TASK DETAILS →
From the entries below, gather every line containing the string "this".

====

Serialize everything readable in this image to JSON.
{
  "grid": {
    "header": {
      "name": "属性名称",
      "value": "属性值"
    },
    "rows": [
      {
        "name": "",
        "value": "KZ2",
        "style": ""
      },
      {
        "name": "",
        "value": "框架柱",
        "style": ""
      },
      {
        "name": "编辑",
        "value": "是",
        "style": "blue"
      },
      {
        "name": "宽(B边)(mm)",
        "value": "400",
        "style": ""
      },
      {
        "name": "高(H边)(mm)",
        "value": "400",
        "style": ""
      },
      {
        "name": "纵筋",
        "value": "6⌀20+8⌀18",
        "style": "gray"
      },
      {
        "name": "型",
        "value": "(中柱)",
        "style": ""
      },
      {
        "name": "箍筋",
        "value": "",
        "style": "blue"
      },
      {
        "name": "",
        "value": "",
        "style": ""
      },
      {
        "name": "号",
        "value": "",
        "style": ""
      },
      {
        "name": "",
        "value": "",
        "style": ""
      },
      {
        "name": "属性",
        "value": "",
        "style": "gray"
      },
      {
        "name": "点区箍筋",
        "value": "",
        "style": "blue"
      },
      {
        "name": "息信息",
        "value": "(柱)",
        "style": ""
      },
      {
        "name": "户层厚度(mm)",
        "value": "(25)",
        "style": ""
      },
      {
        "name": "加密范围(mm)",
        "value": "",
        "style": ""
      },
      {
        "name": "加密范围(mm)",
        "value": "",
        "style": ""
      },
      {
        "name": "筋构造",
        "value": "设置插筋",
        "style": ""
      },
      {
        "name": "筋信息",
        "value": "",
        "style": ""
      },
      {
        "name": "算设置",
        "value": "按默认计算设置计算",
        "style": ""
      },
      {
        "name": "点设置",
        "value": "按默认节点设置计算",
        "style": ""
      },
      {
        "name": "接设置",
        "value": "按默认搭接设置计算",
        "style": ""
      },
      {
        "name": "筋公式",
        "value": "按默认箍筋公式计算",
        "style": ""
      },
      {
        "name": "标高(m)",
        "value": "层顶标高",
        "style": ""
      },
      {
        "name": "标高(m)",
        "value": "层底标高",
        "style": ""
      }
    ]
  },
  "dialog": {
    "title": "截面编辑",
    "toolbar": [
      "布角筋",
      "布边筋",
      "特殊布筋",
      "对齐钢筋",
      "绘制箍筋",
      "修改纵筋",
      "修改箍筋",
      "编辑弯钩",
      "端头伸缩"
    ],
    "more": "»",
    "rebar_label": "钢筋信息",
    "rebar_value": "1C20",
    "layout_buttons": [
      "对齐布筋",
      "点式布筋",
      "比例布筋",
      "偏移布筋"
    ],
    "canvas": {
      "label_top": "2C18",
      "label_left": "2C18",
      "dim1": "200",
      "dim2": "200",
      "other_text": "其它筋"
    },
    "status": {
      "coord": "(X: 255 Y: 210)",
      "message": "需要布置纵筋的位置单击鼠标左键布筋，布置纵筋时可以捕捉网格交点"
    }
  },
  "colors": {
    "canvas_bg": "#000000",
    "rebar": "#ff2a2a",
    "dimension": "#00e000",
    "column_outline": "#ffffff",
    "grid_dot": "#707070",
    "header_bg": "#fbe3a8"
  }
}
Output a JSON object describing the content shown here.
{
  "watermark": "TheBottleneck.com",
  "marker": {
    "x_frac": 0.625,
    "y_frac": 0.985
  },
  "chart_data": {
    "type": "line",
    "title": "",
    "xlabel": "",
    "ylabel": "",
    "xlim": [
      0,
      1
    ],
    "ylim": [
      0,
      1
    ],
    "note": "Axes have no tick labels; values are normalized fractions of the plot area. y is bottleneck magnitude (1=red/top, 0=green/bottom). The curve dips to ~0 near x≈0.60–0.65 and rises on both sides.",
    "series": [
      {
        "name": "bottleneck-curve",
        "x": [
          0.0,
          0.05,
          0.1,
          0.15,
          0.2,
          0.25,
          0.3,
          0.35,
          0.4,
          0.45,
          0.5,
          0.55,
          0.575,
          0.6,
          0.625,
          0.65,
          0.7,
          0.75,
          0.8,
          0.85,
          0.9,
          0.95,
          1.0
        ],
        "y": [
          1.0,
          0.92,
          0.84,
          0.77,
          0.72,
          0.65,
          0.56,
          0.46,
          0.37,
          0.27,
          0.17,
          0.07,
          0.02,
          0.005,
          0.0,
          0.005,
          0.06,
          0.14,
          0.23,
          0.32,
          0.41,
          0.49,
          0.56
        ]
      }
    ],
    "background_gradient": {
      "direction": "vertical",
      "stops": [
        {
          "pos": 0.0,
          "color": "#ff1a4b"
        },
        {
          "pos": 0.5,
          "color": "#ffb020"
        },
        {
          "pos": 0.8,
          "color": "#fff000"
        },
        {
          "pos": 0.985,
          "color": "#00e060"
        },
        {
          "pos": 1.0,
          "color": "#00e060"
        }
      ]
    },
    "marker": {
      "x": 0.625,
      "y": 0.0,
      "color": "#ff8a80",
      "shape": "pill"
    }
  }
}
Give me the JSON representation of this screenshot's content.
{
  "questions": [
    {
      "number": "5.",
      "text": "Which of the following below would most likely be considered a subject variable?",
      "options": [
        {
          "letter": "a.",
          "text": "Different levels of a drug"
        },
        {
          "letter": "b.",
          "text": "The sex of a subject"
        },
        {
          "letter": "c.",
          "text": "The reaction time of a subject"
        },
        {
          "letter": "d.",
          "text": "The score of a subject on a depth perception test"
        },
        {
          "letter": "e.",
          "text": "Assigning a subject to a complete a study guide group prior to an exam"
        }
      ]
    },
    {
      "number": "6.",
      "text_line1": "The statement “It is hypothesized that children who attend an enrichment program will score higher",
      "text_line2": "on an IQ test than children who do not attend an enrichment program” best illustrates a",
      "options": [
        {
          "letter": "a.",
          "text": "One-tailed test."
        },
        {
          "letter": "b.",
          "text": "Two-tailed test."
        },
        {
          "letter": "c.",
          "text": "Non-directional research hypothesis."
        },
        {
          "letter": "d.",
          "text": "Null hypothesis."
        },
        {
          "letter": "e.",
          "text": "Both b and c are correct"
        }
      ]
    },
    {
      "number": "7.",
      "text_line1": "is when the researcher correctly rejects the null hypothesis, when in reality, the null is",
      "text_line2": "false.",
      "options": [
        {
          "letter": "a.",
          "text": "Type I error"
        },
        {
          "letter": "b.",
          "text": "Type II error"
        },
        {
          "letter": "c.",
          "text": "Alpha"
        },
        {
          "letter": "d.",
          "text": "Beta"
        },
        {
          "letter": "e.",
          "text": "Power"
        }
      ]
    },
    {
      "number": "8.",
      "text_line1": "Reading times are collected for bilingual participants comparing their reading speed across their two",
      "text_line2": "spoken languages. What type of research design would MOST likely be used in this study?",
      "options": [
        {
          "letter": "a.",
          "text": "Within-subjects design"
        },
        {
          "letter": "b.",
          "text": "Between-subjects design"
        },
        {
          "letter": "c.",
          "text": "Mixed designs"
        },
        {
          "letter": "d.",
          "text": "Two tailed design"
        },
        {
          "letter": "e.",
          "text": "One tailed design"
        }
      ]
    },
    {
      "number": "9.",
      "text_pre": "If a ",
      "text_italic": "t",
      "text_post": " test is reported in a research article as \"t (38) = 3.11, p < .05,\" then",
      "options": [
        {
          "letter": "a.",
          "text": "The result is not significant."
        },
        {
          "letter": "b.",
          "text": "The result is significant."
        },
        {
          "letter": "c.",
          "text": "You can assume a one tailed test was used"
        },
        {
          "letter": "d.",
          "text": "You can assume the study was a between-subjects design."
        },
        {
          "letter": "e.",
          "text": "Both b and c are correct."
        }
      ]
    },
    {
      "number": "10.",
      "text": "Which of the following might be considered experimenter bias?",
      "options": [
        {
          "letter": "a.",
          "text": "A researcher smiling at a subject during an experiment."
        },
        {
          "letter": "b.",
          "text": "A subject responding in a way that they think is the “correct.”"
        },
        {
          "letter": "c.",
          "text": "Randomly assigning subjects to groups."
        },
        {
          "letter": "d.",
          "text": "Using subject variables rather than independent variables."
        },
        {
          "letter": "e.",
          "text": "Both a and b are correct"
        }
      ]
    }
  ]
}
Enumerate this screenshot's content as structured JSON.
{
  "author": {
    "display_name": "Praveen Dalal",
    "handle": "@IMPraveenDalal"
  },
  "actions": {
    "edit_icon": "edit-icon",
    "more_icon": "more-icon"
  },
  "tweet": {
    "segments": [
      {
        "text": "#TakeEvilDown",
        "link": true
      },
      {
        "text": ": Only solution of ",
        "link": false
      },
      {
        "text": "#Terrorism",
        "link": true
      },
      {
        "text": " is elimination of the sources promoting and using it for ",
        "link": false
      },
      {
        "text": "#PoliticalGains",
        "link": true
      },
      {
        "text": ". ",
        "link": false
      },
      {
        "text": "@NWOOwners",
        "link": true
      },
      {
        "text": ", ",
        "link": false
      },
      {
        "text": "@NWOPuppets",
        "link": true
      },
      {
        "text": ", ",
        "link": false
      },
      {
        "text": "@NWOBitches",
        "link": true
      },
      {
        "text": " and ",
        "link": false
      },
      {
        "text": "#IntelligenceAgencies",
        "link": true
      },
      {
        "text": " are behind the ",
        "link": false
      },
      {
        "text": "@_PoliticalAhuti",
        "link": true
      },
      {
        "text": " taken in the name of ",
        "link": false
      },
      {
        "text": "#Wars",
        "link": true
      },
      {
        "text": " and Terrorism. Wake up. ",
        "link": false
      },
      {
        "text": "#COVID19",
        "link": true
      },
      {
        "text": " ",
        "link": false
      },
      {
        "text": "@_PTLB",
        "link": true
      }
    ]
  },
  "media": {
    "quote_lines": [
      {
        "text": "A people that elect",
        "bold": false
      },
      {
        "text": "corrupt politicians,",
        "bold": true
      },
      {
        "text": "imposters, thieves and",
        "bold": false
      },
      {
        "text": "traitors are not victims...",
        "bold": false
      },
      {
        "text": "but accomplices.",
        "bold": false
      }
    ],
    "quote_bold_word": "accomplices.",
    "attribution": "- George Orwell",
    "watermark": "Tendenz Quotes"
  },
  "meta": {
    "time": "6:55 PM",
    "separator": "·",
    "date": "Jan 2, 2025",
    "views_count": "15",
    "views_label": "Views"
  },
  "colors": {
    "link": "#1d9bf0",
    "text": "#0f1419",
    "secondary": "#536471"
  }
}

====

OUTPUT BELOW →
Serialize everything readable in this image to JSON.
Give me the JSON representation of this screenshot's content.
      "text_line2": "spoken languages. What type of research design would MOST likely be used in this study?",
Enumerate this screenshot's content as structured JSON.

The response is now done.